DO THIS
Repeat every record below exactly, leaving out the pictures.
— START OF GIVEN INFORMATION —
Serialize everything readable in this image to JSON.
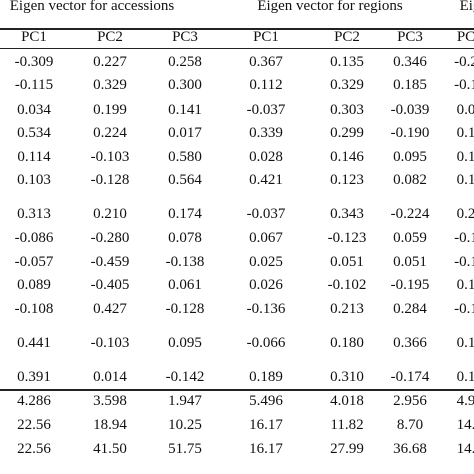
{
  "groups": [
    {
      "label": "Eigen vector for accessions"
    },
    {
      "label": "Eigen vector for regions"
    },
    {
      "label": "Eig"
    }
  ],
  "columns": [
    "PC1",
    "PC2",
    "PC3",
    "PC1",
    "PC2",
    "PC3",
    "PC"
  ],
  "rows": [
    [
      "-0.309",
      "0.227",
      "0.258",
      "0.367",
      "0.135",
      "0.346",
      "-0.2"
    ],
    [
      "-0.115",
      "0.329",
      "0.300",
      "0.112",
      "0.329",
      "0.185",
      "-0.1"
    ],
    [
      "0.034",
      "0.199",
      "0.141",
      "-0.037",
      "0.303",
      "-0.039",
      "0.0"
    ],
    [
      "0.534",
      "0.224",
      "0.017",
      "0.339",
      "0.299",
      "-0.190",
      "0.1"
    ],
    [
      "0.114",
      "-0.103",
      "0.580",
      "0.028",
      "0.146",
      "0.095",
      "0.1"
    ],
    [
      "0.103",
      "-0.128",
      "0.564",
      "0.421",
      "0.123",
      "0.082",
      "0.1"
    ],
    [
      "0.313",
      "0.210",
      "0.174",
      "-0.037",
      "0.343",
      "-0.224",
      "0.2"
    ],
    [
      "-0.086",
      "-0.280",
      "0.078",
      "0.067",
      "-0.123",
      "0.059",
      "-0.1"
    ],
    [
      "-0.057",
      "-0.459",
      "-0.138",
      "0.025",
      "0.051",
      "0.051",
      "-0.1"
    ],
    [
      "0.089",
      "-0.405",
      "0.061",
      "0.026",
      "-0.102",
      "-0.195",
      "0.1"
    ],
    [
      "-0.108",
      "0.427",
      "-0.128",
      "-0.136",
      "0.213",
      "0.284",
      "-0.1"
    ],
    [
      "0.441",
      "-0.103",
      "0.095",
      "-0.066",
      "0.180",
      "0.366",
      "0.1"
    ],
    [
      "0.391",
      "0.014",
      "-0.142",
      "0.189",
      "0.310",
      "-0.174",
      "0.1"
    ],
    [
      "4.286",
      "3.598",
      "1.947",
      "5.496",
      "4.018",
      "2.956",
      "4.9"
    ],
    [
      "22.56",
      "18.94",
      "10.25",
      "16.17",
      "11.82",
      "8.70",
      "14."
    ],
    [
      "22.56",
      "41.50",
      "51.75",
      "16.17",
      "27.99",
      "36.68",
      "14."
    ]
  ]
}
— END OF GIVEN INFORMATION —
RESPONSE
Serialize everything readable in this image to JSON.
{
  "groups": [
    {
      "label": "Eigen vector for accessions"
    },
    {
      "label": "Eigen vector for regions"
    },
    {
      "label": "Eig"
    }
  ],
  "columns": [
    "PC1",
    "PC2",
    "PC3",
    "PC1",
    "PC2",
    "PC3",
    "PC"
  ],
  "rows": [
    [
      "-0.309",
      "0.227",
      "0.258",
      "0.367",
      "0.135",
      "0.346",
      "-0.2"
    ],
    [
      "-0.115",
      "0.329",
      "0.300",
      "0.112",
      "0.329",
      "0.185",
      "-0.1"
    ],
    [
      "0.034",
      "0.199",
      "0.141",
      "-0.037",
      "0.303",
      "-0.039",
      "0.0"
    ],
    [
      "0.534",
      "0.224",
      "0.017",
      "0.339",
      "0.299",
      "-0.190",
      "0.1"
    ],
    [
      "0.114",
      "-0.103",
      "0.580",
      "0.028",
      "0.146",
      "0.095",
      "0.1"
    ],
    [
      "0.103",
      "-0.128",
      "0.564",
      "0.421",
      "0.123",
      "0.082",
      "0.1"
    ],
    [
      "0.313",
      "0.210",
      "0.174",
      "-0.037",
      "0.343",
      "-0.224",
      "0.2"
    ],
    [
      "-0.086",
      "-0.280",
      "0.078",
      "0.067",
      "-0.123",
      "0.059",
      "-0.1"
    ],
    [
      "-0.057",
      "-0.459",
      "-0.138",
      "0.025",
      "0.051",
      "0.051",
      "-0.1"
    ],
    [
      "0.089",
      "-0.405",
      "0.061",
      "0.026",
      "-0.102",
      "-0.195",
      "0.1"
    ],
    [
      "-0.108",
      "0.427",
      "-0.128",
      "-0.136",
      "0.213",
      "0.284",
      "-0.1"
    ],
    [
      "0.441",
      "-0.103",
      "0.095",
      "-0.066",
      "0.180",
      "0.366",
      "0.1"
    ],
    [
      "0.391",
      "0.014",
      "-0.142",
      "0.189",
      "0.310",
      "-0.174",
      "0.1"
    ],
    [
      "4.286",
      "3.598",
      "1.947",
      "5.496",
      "4.018",
      "2.956",
      "4.9"
    ],
    [
      "22.56",
      "18.94",
      "10.25",
      "16.17",
      "11.82",
      "8.70",
      "14."
    ],
    [
      "22.56",
      "41.50",
      "51.75",
      "16.17",
      "27.99",
      "36.68",
      "14."
    ]
  ]
}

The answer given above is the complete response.